▸ Your task
Count the lines in the entries below that include the word "tidak". Give nothing but the number.

──────────────────────────────

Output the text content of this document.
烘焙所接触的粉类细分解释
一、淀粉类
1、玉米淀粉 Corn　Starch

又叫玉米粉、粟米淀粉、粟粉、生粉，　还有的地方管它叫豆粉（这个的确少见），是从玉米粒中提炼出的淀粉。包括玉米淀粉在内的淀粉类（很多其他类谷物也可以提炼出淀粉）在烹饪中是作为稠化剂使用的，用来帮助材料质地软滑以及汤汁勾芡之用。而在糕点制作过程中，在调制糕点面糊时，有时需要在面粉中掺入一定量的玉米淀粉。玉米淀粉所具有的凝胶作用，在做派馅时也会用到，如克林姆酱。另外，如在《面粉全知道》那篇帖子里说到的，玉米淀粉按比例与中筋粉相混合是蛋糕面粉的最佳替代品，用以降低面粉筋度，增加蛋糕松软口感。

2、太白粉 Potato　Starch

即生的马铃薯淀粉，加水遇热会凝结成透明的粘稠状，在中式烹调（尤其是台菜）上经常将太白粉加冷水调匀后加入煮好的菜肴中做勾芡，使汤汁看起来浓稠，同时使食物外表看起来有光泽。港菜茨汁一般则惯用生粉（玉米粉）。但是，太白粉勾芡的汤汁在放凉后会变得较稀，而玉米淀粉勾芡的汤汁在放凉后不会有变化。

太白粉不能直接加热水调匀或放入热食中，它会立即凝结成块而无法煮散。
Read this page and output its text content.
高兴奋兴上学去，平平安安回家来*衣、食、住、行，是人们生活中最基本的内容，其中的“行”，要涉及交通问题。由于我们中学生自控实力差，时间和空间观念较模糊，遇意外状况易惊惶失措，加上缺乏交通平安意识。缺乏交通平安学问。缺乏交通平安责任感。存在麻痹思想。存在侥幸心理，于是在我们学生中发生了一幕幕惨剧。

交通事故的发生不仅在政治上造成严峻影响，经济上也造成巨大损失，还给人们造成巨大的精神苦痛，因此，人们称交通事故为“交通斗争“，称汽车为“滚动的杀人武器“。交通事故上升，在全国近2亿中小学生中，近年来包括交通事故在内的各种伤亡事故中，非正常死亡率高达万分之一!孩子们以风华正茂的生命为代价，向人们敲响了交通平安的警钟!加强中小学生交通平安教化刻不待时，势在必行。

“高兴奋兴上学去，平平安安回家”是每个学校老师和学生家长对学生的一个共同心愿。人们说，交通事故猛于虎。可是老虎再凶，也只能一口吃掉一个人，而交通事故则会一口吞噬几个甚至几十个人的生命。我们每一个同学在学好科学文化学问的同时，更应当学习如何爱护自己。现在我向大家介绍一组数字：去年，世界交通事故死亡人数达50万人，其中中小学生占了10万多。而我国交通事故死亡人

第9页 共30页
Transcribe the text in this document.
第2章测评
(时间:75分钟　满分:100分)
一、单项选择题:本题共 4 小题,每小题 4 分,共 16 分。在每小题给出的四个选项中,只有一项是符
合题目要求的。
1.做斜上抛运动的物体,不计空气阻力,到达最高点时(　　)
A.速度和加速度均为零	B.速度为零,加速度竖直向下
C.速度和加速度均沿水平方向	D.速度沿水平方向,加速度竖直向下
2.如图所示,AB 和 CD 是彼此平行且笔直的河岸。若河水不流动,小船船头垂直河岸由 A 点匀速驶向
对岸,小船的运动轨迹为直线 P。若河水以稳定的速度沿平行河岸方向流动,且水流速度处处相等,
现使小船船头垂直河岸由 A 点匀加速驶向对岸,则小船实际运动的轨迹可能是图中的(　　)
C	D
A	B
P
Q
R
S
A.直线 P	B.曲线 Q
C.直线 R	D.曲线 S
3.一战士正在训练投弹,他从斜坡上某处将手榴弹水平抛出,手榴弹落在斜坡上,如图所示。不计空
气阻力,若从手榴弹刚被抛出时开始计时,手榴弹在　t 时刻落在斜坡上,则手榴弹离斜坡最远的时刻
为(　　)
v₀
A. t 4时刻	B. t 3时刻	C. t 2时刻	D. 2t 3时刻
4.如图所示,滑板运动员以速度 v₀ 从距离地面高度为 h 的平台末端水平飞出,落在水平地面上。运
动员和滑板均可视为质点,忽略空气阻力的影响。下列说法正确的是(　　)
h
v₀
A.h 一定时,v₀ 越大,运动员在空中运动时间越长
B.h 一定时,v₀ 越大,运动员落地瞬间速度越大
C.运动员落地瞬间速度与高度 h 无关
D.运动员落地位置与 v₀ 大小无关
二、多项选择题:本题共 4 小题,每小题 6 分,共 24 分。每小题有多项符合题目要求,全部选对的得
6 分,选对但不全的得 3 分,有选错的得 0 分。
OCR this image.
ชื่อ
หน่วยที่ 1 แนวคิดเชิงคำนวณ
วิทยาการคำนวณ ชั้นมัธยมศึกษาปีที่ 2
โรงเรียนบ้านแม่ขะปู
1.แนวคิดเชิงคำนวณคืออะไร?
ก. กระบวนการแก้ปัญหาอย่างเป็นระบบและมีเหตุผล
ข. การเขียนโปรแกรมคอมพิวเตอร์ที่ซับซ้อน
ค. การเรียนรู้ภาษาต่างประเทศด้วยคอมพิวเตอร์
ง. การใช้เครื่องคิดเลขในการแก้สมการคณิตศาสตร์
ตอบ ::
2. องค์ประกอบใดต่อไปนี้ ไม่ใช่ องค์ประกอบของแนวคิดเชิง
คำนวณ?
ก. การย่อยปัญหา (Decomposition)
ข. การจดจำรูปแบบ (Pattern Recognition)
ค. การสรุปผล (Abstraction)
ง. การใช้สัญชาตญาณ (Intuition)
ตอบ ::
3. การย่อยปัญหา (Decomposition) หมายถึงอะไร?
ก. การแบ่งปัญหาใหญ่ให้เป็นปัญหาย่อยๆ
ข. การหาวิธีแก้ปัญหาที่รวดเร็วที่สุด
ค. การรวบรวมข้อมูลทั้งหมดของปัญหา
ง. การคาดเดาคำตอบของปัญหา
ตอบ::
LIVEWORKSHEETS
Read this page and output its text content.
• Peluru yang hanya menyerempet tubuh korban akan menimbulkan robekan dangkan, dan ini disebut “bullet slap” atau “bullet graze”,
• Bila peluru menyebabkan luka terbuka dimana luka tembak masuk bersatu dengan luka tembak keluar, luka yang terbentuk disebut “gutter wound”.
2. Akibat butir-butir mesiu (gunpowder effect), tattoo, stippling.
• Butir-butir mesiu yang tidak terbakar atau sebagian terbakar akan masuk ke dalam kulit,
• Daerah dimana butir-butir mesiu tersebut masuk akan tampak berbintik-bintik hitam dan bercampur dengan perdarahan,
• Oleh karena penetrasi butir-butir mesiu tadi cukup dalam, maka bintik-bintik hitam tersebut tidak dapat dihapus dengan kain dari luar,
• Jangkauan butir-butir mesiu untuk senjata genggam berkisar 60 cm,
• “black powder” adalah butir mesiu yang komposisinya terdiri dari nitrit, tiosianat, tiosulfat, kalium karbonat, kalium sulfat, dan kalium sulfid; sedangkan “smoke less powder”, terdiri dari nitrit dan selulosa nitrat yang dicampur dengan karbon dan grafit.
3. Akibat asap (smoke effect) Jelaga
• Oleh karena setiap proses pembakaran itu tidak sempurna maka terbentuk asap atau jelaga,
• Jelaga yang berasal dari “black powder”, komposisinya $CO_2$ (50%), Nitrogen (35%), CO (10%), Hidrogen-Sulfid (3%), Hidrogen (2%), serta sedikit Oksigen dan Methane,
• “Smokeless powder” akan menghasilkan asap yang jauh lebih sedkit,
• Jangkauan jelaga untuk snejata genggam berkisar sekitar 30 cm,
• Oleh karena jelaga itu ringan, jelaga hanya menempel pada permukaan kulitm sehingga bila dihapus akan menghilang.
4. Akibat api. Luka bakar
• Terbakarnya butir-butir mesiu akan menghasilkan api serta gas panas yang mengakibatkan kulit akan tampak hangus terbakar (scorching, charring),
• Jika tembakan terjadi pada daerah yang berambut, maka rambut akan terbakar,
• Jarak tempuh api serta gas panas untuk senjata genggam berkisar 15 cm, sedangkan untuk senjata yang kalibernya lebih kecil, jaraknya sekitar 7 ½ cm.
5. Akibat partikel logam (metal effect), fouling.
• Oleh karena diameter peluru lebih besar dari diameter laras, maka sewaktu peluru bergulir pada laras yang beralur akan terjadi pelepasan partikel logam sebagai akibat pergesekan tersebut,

──────────────────────────────

▸ Exercise solution
3